The task ->
Every record should be written out exactly, please.

Supplied material ->
----
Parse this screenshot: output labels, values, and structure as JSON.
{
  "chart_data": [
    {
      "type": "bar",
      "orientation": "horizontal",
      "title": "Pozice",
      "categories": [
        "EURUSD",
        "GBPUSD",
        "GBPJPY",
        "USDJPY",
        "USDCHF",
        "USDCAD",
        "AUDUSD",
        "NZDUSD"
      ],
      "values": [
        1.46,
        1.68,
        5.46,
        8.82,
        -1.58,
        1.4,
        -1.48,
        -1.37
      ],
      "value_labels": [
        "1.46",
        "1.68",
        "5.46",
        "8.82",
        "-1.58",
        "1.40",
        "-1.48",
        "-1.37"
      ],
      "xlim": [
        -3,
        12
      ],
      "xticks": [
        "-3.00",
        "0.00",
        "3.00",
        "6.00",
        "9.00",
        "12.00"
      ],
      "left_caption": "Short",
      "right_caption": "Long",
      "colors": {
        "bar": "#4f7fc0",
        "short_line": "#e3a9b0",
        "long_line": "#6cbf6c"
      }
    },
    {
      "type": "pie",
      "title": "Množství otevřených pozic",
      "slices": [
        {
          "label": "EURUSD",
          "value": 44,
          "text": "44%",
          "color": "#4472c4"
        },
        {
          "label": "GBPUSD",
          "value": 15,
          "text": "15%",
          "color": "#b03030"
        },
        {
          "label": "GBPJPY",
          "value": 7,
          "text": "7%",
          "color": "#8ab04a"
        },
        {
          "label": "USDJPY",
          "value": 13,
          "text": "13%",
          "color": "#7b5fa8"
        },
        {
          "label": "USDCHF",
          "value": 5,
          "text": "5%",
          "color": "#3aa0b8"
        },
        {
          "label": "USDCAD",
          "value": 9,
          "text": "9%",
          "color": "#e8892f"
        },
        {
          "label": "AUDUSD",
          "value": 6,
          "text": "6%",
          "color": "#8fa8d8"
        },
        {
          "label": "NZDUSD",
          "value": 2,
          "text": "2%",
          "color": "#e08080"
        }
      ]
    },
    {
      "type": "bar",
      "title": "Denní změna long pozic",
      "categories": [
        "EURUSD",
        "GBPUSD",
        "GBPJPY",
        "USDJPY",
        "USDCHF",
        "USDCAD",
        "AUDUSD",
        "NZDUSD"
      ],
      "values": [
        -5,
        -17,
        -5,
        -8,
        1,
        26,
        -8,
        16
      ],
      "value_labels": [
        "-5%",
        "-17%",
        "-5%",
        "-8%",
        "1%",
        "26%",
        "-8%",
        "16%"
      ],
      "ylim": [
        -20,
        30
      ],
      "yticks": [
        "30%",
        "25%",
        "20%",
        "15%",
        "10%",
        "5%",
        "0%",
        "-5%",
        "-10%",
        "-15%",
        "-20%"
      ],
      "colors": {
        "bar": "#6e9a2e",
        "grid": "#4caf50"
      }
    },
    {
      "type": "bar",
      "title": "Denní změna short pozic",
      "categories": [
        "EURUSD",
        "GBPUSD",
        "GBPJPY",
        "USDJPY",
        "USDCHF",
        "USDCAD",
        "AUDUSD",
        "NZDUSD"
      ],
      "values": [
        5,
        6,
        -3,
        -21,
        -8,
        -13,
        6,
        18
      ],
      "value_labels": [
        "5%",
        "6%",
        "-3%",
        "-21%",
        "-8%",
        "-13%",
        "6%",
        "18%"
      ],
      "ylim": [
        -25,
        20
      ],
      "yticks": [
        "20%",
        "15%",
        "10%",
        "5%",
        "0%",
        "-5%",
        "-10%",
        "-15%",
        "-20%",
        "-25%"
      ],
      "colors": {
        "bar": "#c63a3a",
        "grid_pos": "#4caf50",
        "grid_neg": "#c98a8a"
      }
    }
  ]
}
----
Final result ->
Parse this screenshot: output labels, values, and structure as JSON.
{
  "chart_data": [
    {
      "type": "bar",
      "orientation": "horizontal",
      "title": "Pozice",
      "categories": [
        "EURUSD",
        "GBPUSD",
        "GBPJPY",
        "USDJPY",
        "USDCHF",
        "USDCAD",
        "AUDUSD",
        "NZDUSD"
      ],
      "values": [
        1.46,
        1.68,
        5.46,
        8.82,
        -1.58,
        1.4,
        -1.48,
        -1.37
      ],
      "value_labels": [
        "1.46",
        "1.68",
        "5.46",
        "8.82",
        "-1.58",
        "1.40",
        "-1.48",
        "-1.37"
      ],
      "xlim": [
        -3,
        12
      ],
      "xticks": [
        "-3.00",
        "0.00",
        "3.00",
        "6.00",
        "9.00",
        "12.00"
      ],
      "left_caption": "Short",
      "right_caption": "Long",
      "colors": {
        "bar": "#4f7fc0",
        "short_line": "#e3a9b0",
        "long_line": "#6cbf6c"
      }
    },
    {
      "type": "pie",
      "title": "Množství otevřených pozic",
      "slices": [
        {
          "label": "EURUSD",
          "value": 44,
          "text": "44%",
          "color": "#4472c4"
        },
        {
          "label": "GBPUSD",
          "value": 15,
          "text": "15%",
          "color": "#b03030"
        },
        {
          "label": "GBPJPY",
          "value": 7,
          "text": "7%",
          "color": "#8ab04a"
        },
        {
          "label": "USDJPY",
          "value": 13,
          "text": "13%",
          "color": "#7b5fa8"
        },
        {
          "label": "USDCHF",
          "value": 5,
          "text": "5%",
          "color": "#3aa0b8"
        },
        {
          "label": "USDCAD",
          "value": 9,
          "text": "9%",
          "color": "#e8892f"
        },
        {
          "label": "AUDUSD",
          "value": 6,
          "text": "6%",
          "color": "#8fa8d8"
        },
        {
          "label": "NZDUSD",
          "value": 2,
          "text": "2%",
          "color": "#e08080"
        }
      ]
    },
    {
      "type": "bar",
      "title": "Denní změna long pozic",
      "categories": [
        "EURUSD",
        "GBPUSD",
        "GBPJPY",
        "USDJPY",
        "USDCHF",
        "USDCAD",
        "AUDUSD",
        "NZDUSD"
      ],
      "values": [
        -5,
        -17,
        -5,
        -8,
        1,
        26,
        -8,
        16
      ],
      "value_labels": [
        "-5%",
        "-17%",
        "-5%",
        "-8%",
        "1%",
        "26%",
        "-8%",
        "16%"
      ],
      "ylim": [
        -20,
        30
      ],
      "yticks": [
        "30%",
        "25%",
        "20%",
        "15%",
        "10%",
        "5%",
        "0%",
        "-5%",
        "-10%",
        "-15%",
        "-20%"
      ],
      "colors": {
        "bar": "#6e9a2e",
        "grid": "#4caf50"
      }
    },
    {
      "type": "bar",
      "title": "Denní změna short pozic",
      "categories": [
        "EURUSD",
        "GBPUSD",
        "GBPJPY",
        "USDJPY",
        "USDCHF",
        "USDCAD",
        "AUDUSD",
        "NZDUSD"
      ],
      "values": [
        5,
        6,
        -3,
        -21,
        -8,
        -13,
        6,
        18
      ],
      "value_labels": [
        "5%",
        "6%",
        "-3%",
        "-21%",
        "-8%",
        "-13%",
        "6%",
        "18%"
      ],
      "ylim": [
        -25,
        20
      ],
      "yticks": [
        "20%",
        "15%",
        "10%",
        "5%",
        "0%",
        "-5%",
        "-10%",
        "-15%",
        "-20%",
        "-25%"
      ],
      "colors": {
        "bar": "#c63a3a",
        "grid_pos": "#4caf50",
        "grid_neg": "#c98a8a"
      }
    }
  ]
}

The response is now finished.